Required work: Write the records out again, precisely as they stand.

Records excerpted from a collection

★ ★ ★

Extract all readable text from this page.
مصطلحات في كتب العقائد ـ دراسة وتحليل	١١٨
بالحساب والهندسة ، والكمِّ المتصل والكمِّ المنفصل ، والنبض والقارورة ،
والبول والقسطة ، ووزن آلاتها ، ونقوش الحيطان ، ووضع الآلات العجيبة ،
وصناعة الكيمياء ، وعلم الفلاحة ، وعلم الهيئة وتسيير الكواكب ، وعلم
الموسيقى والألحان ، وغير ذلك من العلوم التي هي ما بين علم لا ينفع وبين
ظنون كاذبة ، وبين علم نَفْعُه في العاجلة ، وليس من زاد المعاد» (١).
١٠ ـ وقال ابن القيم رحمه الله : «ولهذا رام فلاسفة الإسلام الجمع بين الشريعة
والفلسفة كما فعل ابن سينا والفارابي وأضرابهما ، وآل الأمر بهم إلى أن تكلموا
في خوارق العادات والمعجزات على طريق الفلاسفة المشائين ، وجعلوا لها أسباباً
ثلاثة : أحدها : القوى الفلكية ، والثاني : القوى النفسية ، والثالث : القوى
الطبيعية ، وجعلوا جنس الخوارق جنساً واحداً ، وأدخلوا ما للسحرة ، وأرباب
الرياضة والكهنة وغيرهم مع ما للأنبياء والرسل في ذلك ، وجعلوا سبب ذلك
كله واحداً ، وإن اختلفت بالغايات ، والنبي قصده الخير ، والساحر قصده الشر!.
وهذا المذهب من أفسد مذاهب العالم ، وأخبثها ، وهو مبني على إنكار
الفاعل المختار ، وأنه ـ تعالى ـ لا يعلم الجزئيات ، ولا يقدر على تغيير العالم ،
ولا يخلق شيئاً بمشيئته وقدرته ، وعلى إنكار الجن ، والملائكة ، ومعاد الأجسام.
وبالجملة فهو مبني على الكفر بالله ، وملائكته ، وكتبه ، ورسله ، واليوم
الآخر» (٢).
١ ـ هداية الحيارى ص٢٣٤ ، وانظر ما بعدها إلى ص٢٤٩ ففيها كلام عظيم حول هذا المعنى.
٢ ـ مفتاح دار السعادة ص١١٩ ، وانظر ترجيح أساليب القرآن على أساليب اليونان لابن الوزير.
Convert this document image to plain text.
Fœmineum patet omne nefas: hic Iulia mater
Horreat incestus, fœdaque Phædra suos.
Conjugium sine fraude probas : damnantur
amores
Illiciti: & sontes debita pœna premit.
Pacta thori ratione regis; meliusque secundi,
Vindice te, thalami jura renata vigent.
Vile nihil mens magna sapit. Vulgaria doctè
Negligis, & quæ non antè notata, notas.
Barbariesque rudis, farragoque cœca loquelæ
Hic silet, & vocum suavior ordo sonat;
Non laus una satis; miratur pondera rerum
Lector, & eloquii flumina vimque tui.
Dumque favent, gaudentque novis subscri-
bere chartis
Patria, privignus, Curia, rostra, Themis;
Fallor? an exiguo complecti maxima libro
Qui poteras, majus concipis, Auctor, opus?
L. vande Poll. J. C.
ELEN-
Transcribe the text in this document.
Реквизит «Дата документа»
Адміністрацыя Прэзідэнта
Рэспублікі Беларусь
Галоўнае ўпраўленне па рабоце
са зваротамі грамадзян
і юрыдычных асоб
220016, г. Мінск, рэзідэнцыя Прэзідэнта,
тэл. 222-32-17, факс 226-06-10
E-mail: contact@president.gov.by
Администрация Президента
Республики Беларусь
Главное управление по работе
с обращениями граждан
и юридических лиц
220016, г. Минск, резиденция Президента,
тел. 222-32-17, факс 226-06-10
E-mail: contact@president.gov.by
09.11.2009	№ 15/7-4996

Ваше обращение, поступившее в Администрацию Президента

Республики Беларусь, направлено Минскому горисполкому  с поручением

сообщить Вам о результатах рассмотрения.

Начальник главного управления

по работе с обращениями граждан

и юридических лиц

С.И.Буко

★ ★ ★

Written answer:
Extract all readable text from this page.
مصطلحات في كتب العقائد ـ دراسة وتحليل	١١٨
بالحساب والهندسة ، والكمِّ المتصل والكمِّ المنفصل ، والنبض والقارورة ،
والبول والقسطة ، ووزن آلاتها ، ونقوش الحيطان ، ووضع الآلات العجيبة ،
وصناعة الكيمياء ، وعلم الفلاحة ، وعلم الهيئة وتسيير الكواكب ، وعلم
الموسيقى والألحان ، وغير ذلك من العلوم التي هي ما بين علم لا ينفع وبين
ظنون كاذبة ، وبين علم نَفْعُه في العاجلة ، وليس من زاد المعاد» (١).
١٠ ـ وقال ابن القيم رحمه الله : «ولهذا رام فلاسفة الإسلام الجمع بين الشريعة
والفلسفة كما فعل ابن سينا والفارابي وأضرابهما ، وآل الأمر بهم إلى أن تكلموا
في خوارق العادات والمعجزات على طريق الفلاسفة المشائين ، وجعلوا لها أسباباً
ثلاثة : أحدها : القوى الفلكية ، والثاني : القوى النفسية ، والثالث : القوى
الطبيعية ، وجعلوا جنس الخوارق جنساً واحداً ، وأدخلوا ما للسحرة ، وأرباب
الرياضة والكهنة وغيرهم مع ما للأنبياء والرسل في ذلك ، وجعلوا سبب ذلك
كله واحداً ، وإن اختلفت بالغايات ، والنبي قصده الخير ، والساحر قصده الشر!.
وهذا المذهب من أفسد مذاهب العالم ، وأخبثها ، وهو مبني على إنكار
الفاعل المختار ، وأنه ـ تعالى ـ لا يعلم الجزئيات ، ولا يقدر على تغيير العالم ،
ولا يخلق شيئاً بمشيئته وقدرته ، وعلى إنكار الجن ، والملائكة ، ومعاد الأجسام.
وبالجملة فهو مبني على الكفر بالله ، وملائكته ، وكتبه ، ورسله ، واليوم
الآخر» (٢).
١ ـ هداية الحيارى ص٢٣٤ ، وانظر ما بعدها إلى ص٢٤٩ ففيها كلام عظيم حول هذا المعنى.
٢ ـ مفتاح دار السعادة ص١١٩ ، وانظر ترجيح أساليب القرآن على أساليب اليونان لابن الوزير.
Convert this document image to plain text.
Fœmineum patet omne nefas: hic Iulia mater
Horreat incestus, fœdaque Phædra suos.
Conjugium sine fraude probas : damnantur
amores
Illiciti: & sontes debita pœna premit.
Pacta thori ratione regis; meliusque secundi,
Vindice te, thalami jura renata vigent.
Vile nihil mens magna sapit. Vulgaria doctè
Negligis, & quæ non antè notata, notas.
Barbariesque rudis, farragoque cœca loquelæ
Hic silet, & vocum suavior ordo sonat;
Non laus una satis; miratur pondera rerum
Lector, & eloquii flumina vimque tui.
Dumque favent, gaudentque novis subscri-
bere chartis
Patria, privignus, Curia, rostra, Themis;
Fallor? an exiguo complecti maxima libro
Qui poteras, majus concipis, Auctor, opus?
L. vande Poll. J. C.
ELEN-
Transcribe the text in this document.
Реквизит «Дата документа»
Адміністрацыя Прэзідэнта
Рэспублікі Беларусь
Галоўнае ўпраўленне па рабоце
са зваротамі грамадзян
і юрыдычных асоб
220016, г. Мінск, рэзідэнцыя Прэзідэнта,
тэл. 222-32-17, факс 226-06-10
E-mail: contact@president.gov.by
Администрация Президента
Республики Беларусь
Главное управление по работе
с обращениями граждан
и юридических лиц
220016, г. Минск, резиденция Президента,
тел. 222-32-17, факс 226-06-10
E-mail: contact@president.gov.by
09.11.2009	№ 15/7-4996

Ваше обращение, поступившее в Администрацию Президента

Республики Беларусь, направлено Минскому горисполкому  с поручением

сообщить Вам о результатах рассмотрения.

Начальник главного управления

по работе с обращениями граждан

и юридических лиц

С.И.Буко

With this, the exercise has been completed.